[Collected data entries]
★ ★ ★ ★ ★

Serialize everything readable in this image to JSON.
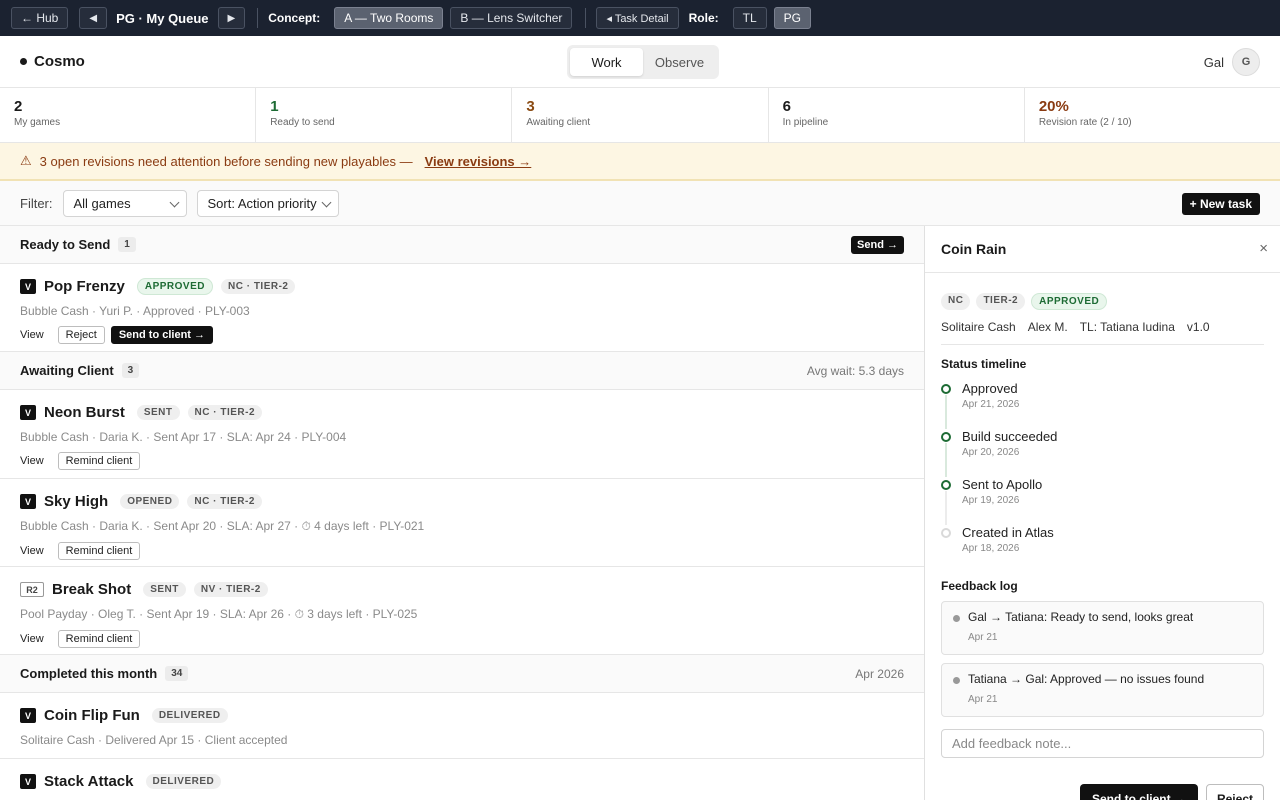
{
  "topbar": {
    "hub": "← Hub",
    "prev": "◀",
    "title": "PG · My Queue",
    "next": "▶",
    "concept_label": "Concept:",
    "concept_a": "A — Two Rooms",
    "concept_b": "B — Lens Switcher",
    "task_detail": "◂ Task Detail",
    "role_label": "Role:",
    "role_tl": "TL",
    "role_pg": "PG"
  },
  "header": {
    "brand": "Cosmo",
    "modes": [
      "Work",
      "Observe"
    ],
    "user_name": "Gal",
    "avatar": "G"
  },
  "stats": [
    {
      "value": "2",
      "label": "My games",
      "color": "#1a1a1a"
    },
    {
      "value": "1",
      "label": "Ready to send",
      "color": "#1d6b34"
    },
    {
      "value": "3",
      "label": "Awaiting client",
      "color": "#8a4a12"
    },
    {
      "value": "6",
      "label": "In pipeline",
      "color": "#1a1a1a"
    },
    {
      "value": "20%",
      "label": "Revision rate (2 / 10)",
      "color": "#8a3b12"
    }
  ],
  "alert": {
    "icon": "⚠",
    "text": "3 open revisions need attention before sending new playables —",
    "link": "View revisions →"
  },
  "filter": {
    "label": "Filter:",
    "game": "All games",
    "sort": "Sort: Action priority",
    "new_task": "+ New task"
  },
  "sections": {
    "ready": {
      "title": "Ready to Send",
      "count": "1",
      "action": "Send →"
    },
    "awaiting": {
      "title": "Awaiting Client",
      "count": "3",
      "right": "Avg wait: 5.3 days"
    },
    "completed": {
      "title": "Completed this month",
      "count": "34",
      "right": "Apr 2026"
    }
  },
  "rows": {
    "pop": {
      "tag": "V",
      "name": "Pop Frenzy",
      "status": "APPROVED",
      "tier": "NC · TIER-2",
      "meta": "Bubble Cash · Yuri P. · Approved · PLY-003",
      "view": "View",
      "reject": "Reject",
      "send": "Send to client →"
    },
    "neon": {
      "tag": "V",
      "name": "Neon Burst",
      "status": "SENT",
      "tier": "NC · TIER-2",
      "meta": "Bubble Cash · Daria K. · Sent Apr 17 · SLA: Apr 24 · PLY-004",
      "view": "View",
      "remind": "Remind client"
    },
    "sky": {
      "tag": "V",
      "name": "Sky High",
      "status": "OPENED",
      "tier": "NC · TIER-2",
      "meta": "Bubble Cash · Daria K. · Sent Apr 20 · SLA: Apr 27 · ⏱ 4 days left · PLY-021",
      "view": "View",
      "remind": "Remind client"
    },
    "break": {
      "tag": "R2",
      "name": "Break Shot",
      "status": "SENT",
      "tier": "NV · TIER-2",
      "meta": "Pool Payday · Oleg T. · Sent Apr 19 · SLA: Apr 26 · ⏱ 3 days left · PLY-025",
      "view": "View",
      "remind": "Remind client"
    },
    "coin": {
      "tag": "V",
      "name": "Coin Flip Fun",
      "status": "DELIVERED",
      "meta": "Solitaire Cash · Delivered Apr 15 · Client accepted"
    },
    "stack": {
      "tag": "V",
      "name": "Stack Attack",
      "status": "DELIVERED"
    }
  },
  "panel": {
    "title": "Coin Rain",
    "close": "×",
    "tags": [
      "NC",
      "TIER-2",
      "APPROVED"
    ],
    "info": [
      "Solitaire Cash",
      "Alex M.",
      "TL: Tatiana Iudina",
      "v1.0"
    ],
    "timeline_title": "Status timeline",
    "timeline": [
      {
        "name": "Approved",
        "date": "Apr 21, 2026"
      },
      {
        "name": "Build succeeded",
        "date": "Apr 20, 2026"
      },
      {
        "name": "Sent to Apollo",
        "date": "Apr 19, 2026"
      },
      {
        "name": "Created in Atlas",
        "date": "Apr 18, 2026"
      }
    ],
    "feedback_title": "Feedback log",
    "feedback": [
      {
        "text": "Gal → Tatiana: Ready to send, looks great",
        "date": "Apr 21"
      },
      {
        "text": "Tatiana → Gal: Approved — no issues found",
        "date": "Apr 21"
      }
    ],
    "input_placeholder": "Add feedback note...",
    "send": "Send to client →",
    "reject": "Reject"
  }
}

★ ★ ★ ★ ★

**Set exercise**: The data should be printed again unchanged; leave its pictures out.

**Completed task**:
Serialize everything readable in this image to JSON.
{
  "topbar": {
    "hub": "← Hub",
    "prev": "◀",
    "title": "PG · My Queue",
    "next": "▶",
    "concept_label": "Concept:",
    "concept_a": "A — Two Rooms",
    "concept_b": "B — Lens Switcher",
    "task_detail": "◂ Task Detail",
    "role_label": "Role:",
    "role_tl": "TL",
    "role_pg": "PG"
  },
  "header": {
    "brand": "Cosmo",
    "modes": [
      "Work",
      "Observe"
    ],
    "user_name": "Gal",
    "avatar": "G"
  },
  "stats": [
    {
      "value": "2",
      "label": "My games",
      "color": "#1a1a1a"
    },
    {
      "value": "1",
      "label": "Ready to send",
      "color": "#1d6b34"
    },
    {
      "value": "3",
      "label": "Awaiting client",
      "color": "#8a4a12"
    },
    {
      "value": "6",
      "label": "In pipeline",
      "color": "#1a1a1a"
    },
    {
      "value": "20%",
      "label": "Revision rate (2 / 10)",
      "color": "#8a3b12"
    }
  ],
  "alert": {
    "icon": "⚠",
    "text": "3 open revisions need attention before sending new playables —",
    "link": "View revisions →"
  },
  "filter": {
    "label": "Filter:",
    "game": "All games",
    "sort": "Sort: Action priority",
    "new_task": "+ New task"
  },
  "sections": {
    "ready": {
      "title": "Ready to Send",
      "count": "1",
      "action": "Send →"
    },
    "awaiting": {
      "title": "Awaiting Client",
      "count": "3",
      "right": "Avg wait: 5.3 days"
    },
    "completed": {
      "title": "Completed this month",
      "count": "34",
      "right": "Apr 2026"
    }
  },
  "rows": {
    "pop": {
      "tag": "V",
      "name": "Pop Frenzy",
      "status": "APPROVED",
      "tier": "NC · TIER-2",
      "meta": "Bubble Cash · Yuri P. · Approved · PLY-003",
      "view": "View",
      "reject": "Reject",
      "send": "Send to client →"
    },
    "neon": {
      "tag": "V",
      "name": "Neon Burst",
      "status": "SENT",
      "tier": "NC · TIER-2",
      "meta": "Bubble Cash · Daria K. · Sent Apr 17 · SLA: Apr 24 · PLY-004",
      "view": "View",
      "remind": "Remind client"
    },
    "sky": {
      "tag": "V",
      "name": "Sky High",
      "status": "OPENED",
      "tier": "NC · TIER-2",
      "meta": "Bubble Cash · Daria K. · Sent Apr 20 · SLA: Apr 27 · ⏱ 4 days left · PLY-021",
      "view": "View",
      "remind": "Remind client"
    },
    "break": {
      "tag": "R2",
      "name": "Break Shot",
      "status": "SENT",
      "tier": "NV · TIER-2",
      "meta": "Pool Payday · Oleg T. · Sent Apr 19 · SLA: Apr 26 · ⏱ 3 days left · PLY-025",
      "view": "View",
      "remind": "Remind client"
    },
    "coin": {
      "tag": "V",
      "name": "Coin Flip Fun",
      "status": "DELIVERED",
      "meta": "Solitaire Cash · Delivered Apr 15 · Client accepted"
    },
    "stack": {
      "tag": "V",
      "name": "Stack Attack",
      "status": "DELIVERED"
    }
  },
  "panel": {
    "title": "Coin Rain",
    "close": "×",
    "tags": [
      "NC",
      "TIER-2",
      "APPROVED"
    ],
    "info": [
      "Solitaire Cash",
      "Alex M.",
      "TL: Tatiana Iudina",
      "v1.0"
    ],
    "timeline_title": "Status timeline",
    "timeline": [
      {
        "name": "Approved",
        "date": "Apr 21, 2026"
      },
      {
        "name": "Build succeeded",
        "date": "Apr 20, 2026"
      },
      {
        "name": "Sent to Apollo",
        "date": "Apr 19, 2026"
      },
      {
        "name": "Created in Atlas",
        "date": "Apr 18, 2026"
      }
    ],
    "feedback_title": "Feedback log",
    "feedback": [
      {
        "text": "Gal → Tatiana: Ready to send, looks great",
        "date": "Apr 21"
      },
      {
        "text": "Tatiana → Gal: Approved — no issues found",
        "date": "Apr 21"
      }
    ],
    "input_placeholder": "Add feedback note...",
    "send": "Send to client →",
    "reject": "Reject"
  }
}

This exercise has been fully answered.